## WHAT TO WORK ON:
Repeat only the lines from the one holding "Output the text content of this document." down to the last line of the listing below, including both of those lines.

## Saved entries:
========================

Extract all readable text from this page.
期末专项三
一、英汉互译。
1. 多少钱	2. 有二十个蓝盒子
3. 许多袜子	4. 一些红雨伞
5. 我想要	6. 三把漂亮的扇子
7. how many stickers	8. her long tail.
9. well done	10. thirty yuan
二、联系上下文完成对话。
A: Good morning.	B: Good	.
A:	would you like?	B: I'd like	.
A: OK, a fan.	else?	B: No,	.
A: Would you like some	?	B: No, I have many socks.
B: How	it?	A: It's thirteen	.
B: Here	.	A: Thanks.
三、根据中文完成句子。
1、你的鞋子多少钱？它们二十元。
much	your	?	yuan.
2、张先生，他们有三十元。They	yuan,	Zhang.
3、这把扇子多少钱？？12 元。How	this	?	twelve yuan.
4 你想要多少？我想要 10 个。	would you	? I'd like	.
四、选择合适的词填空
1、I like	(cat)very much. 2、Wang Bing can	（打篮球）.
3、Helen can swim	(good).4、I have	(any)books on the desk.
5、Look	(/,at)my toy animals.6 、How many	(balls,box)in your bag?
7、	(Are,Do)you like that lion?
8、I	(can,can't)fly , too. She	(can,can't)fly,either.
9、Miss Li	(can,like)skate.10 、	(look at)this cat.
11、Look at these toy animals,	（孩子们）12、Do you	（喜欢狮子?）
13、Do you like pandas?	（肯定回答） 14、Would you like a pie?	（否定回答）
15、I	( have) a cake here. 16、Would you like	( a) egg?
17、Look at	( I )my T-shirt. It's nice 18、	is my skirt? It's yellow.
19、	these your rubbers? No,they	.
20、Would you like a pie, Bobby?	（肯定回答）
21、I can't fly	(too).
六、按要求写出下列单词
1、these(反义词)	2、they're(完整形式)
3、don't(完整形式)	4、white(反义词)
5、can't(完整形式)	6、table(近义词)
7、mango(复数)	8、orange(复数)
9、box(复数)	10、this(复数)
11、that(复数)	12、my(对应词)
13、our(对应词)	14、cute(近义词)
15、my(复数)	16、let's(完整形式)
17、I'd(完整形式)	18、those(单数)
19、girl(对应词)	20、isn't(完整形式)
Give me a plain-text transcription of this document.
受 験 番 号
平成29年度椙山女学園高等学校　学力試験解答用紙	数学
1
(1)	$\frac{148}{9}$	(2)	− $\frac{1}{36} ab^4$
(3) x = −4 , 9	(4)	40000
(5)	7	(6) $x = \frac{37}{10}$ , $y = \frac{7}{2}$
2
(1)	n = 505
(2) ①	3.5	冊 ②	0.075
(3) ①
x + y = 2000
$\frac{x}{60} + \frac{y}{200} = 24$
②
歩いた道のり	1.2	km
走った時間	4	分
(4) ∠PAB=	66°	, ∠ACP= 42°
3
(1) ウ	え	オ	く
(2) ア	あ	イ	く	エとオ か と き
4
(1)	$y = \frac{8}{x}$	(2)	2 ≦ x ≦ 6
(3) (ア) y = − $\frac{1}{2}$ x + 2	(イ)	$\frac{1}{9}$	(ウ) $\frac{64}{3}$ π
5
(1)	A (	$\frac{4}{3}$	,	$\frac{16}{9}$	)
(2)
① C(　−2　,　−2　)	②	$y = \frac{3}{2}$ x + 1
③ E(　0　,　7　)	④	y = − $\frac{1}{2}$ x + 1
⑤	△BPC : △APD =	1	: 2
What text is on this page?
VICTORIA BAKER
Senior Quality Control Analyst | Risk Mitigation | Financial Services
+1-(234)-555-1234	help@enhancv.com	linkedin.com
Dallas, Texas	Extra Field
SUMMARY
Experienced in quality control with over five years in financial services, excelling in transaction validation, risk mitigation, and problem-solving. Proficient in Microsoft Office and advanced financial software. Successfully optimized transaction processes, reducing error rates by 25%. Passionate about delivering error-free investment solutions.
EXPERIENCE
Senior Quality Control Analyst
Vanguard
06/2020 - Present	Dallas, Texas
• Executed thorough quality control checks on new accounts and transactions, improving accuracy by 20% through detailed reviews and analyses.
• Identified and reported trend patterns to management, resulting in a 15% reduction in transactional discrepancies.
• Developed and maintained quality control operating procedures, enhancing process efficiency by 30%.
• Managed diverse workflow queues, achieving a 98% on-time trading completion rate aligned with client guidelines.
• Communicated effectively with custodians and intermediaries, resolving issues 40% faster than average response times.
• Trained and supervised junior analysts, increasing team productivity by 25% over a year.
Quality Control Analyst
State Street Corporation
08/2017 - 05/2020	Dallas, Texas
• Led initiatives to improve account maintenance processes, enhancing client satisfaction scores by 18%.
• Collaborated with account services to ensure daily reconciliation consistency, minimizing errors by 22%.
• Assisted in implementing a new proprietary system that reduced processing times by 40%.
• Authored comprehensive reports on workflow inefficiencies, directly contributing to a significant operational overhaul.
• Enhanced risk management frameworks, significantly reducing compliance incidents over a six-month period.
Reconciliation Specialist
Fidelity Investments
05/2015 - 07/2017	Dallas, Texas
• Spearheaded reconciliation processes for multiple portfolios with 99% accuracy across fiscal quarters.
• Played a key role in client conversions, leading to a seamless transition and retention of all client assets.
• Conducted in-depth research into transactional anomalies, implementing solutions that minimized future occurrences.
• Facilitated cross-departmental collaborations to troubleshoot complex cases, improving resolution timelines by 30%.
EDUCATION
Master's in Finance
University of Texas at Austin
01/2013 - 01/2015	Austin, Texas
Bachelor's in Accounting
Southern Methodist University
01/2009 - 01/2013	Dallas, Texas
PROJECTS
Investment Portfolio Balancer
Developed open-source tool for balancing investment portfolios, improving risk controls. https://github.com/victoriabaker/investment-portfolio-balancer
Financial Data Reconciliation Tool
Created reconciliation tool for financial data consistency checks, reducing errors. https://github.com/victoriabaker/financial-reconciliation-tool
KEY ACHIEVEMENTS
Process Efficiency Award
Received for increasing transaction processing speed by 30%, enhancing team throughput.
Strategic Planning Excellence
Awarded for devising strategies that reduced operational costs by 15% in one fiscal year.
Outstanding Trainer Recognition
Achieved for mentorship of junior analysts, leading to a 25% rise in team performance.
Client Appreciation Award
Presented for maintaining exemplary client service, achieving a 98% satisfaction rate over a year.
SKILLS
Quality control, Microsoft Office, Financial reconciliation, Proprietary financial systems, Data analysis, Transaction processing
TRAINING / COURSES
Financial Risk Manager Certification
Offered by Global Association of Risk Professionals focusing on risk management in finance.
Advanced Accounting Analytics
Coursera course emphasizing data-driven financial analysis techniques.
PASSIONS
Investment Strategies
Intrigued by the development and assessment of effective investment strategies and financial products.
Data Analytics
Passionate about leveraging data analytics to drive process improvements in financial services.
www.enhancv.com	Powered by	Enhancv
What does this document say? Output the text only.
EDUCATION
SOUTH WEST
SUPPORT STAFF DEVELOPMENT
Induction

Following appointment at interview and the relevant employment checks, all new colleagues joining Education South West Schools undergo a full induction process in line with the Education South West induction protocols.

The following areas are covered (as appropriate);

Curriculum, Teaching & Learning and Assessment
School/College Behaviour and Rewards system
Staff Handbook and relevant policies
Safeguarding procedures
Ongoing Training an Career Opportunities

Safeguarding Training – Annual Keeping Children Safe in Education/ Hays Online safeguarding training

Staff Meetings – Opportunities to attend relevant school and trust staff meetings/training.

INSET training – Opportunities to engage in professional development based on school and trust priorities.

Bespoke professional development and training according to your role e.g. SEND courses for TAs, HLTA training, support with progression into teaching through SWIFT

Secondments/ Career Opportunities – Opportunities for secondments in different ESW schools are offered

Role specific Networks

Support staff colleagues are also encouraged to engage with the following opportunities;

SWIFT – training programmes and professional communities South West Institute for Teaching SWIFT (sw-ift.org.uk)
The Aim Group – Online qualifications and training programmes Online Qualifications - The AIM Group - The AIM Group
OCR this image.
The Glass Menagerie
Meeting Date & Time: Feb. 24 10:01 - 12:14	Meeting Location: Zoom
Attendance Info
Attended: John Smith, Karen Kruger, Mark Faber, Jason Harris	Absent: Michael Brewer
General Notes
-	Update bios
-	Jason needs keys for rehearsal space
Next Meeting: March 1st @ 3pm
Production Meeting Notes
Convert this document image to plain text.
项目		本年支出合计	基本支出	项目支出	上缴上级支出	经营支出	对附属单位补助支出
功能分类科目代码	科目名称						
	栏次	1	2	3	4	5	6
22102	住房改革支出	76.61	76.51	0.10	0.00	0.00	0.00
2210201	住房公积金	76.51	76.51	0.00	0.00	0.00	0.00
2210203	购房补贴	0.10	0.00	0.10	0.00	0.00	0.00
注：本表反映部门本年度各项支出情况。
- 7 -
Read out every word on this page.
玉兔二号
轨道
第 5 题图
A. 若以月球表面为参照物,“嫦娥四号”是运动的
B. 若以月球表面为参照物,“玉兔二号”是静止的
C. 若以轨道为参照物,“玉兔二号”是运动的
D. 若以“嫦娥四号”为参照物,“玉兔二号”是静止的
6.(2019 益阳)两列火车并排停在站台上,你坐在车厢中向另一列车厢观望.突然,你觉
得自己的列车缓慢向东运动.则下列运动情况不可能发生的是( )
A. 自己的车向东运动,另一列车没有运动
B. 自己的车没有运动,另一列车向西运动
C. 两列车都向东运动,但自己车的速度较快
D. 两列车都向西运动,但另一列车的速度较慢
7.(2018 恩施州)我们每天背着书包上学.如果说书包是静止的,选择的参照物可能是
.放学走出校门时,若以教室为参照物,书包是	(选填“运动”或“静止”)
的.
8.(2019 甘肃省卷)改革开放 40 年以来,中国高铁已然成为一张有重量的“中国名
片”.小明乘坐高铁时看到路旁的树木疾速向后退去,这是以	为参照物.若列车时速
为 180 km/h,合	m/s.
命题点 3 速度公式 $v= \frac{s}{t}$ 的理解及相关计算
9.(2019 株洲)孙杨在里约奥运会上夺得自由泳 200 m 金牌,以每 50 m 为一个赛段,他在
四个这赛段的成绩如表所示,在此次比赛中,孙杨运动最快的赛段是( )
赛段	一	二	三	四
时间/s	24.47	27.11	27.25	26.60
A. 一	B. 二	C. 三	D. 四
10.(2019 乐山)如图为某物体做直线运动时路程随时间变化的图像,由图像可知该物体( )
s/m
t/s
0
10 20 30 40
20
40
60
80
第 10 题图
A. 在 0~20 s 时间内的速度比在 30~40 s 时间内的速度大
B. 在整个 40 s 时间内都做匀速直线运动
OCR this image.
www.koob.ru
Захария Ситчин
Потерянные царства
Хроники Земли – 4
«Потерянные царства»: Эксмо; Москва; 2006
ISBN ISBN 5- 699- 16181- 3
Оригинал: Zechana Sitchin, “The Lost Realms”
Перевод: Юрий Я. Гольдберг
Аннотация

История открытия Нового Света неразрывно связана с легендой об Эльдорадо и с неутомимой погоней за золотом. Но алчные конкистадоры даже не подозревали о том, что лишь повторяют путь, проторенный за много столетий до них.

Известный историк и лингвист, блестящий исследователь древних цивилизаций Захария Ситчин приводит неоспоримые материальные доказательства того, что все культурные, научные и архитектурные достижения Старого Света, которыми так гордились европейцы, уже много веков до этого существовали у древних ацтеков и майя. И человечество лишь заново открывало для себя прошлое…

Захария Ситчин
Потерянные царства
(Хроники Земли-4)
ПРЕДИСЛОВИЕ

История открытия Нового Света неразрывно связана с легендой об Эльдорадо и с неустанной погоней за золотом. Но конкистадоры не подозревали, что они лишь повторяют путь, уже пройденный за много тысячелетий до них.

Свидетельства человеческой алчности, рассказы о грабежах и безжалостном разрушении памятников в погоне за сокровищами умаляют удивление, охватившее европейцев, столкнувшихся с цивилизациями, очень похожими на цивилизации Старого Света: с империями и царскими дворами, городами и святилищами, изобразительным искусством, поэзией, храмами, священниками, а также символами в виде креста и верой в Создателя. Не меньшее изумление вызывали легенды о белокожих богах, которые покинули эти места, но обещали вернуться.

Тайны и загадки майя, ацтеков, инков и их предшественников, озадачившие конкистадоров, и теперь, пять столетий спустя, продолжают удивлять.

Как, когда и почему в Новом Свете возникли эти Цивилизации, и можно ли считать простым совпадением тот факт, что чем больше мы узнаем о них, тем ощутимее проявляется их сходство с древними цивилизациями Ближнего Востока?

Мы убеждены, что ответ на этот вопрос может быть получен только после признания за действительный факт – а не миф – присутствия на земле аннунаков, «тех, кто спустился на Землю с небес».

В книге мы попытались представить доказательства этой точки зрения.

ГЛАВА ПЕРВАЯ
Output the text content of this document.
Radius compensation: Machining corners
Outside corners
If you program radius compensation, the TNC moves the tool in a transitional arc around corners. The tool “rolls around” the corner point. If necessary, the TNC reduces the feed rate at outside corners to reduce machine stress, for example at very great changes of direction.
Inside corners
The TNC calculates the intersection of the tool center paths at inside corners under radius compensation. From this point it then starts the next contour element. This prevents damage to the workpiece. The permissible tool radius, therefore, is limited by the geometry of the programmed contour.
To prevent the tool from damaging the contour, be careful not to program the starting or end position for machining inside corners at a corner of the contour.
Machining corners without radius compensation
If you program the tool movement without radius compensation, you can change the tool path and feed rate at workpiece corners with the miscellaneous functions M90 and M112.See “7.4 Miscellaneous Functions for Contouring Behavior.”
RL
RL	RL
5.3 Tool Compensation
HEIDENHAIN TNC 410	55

========================

## FINISHED ANSWER:
Output the text content of this document.
Radius compensation: Machining corners
Outside corners
If you program radius compensation, the TNC moves the tool in a transitional arc around corners. The tool “rolls around” the corner point. If necessary, the TNC reduces the feed rate at outside corners to reduce machine stress, for example at very great changes of direction.
Inside corners
The TNC calculates the intersection of the tool center paths at inside corners under radius compensation. From this point it then starts the next contour element. This prevents damage to the workpiece. The permissible tool radius, therefore, is limited by the geometry of the programmed contour.
To prevent the tool from damaging the contour, be careful not to program the starting or end position for machining inside corners at a corner of the contour.
Machining corners without radius compensation
If you program the tool movement without radius compensation, you can change the tool path and feed rate at workpiece corners with the miscellaneous functions M90 and M112.See “7.4 Miscellaneous Functions for Contouring Behavior.”
RL
RL	RL
5.3 Tool Compensation
HEIDENHAIN TNC 410	55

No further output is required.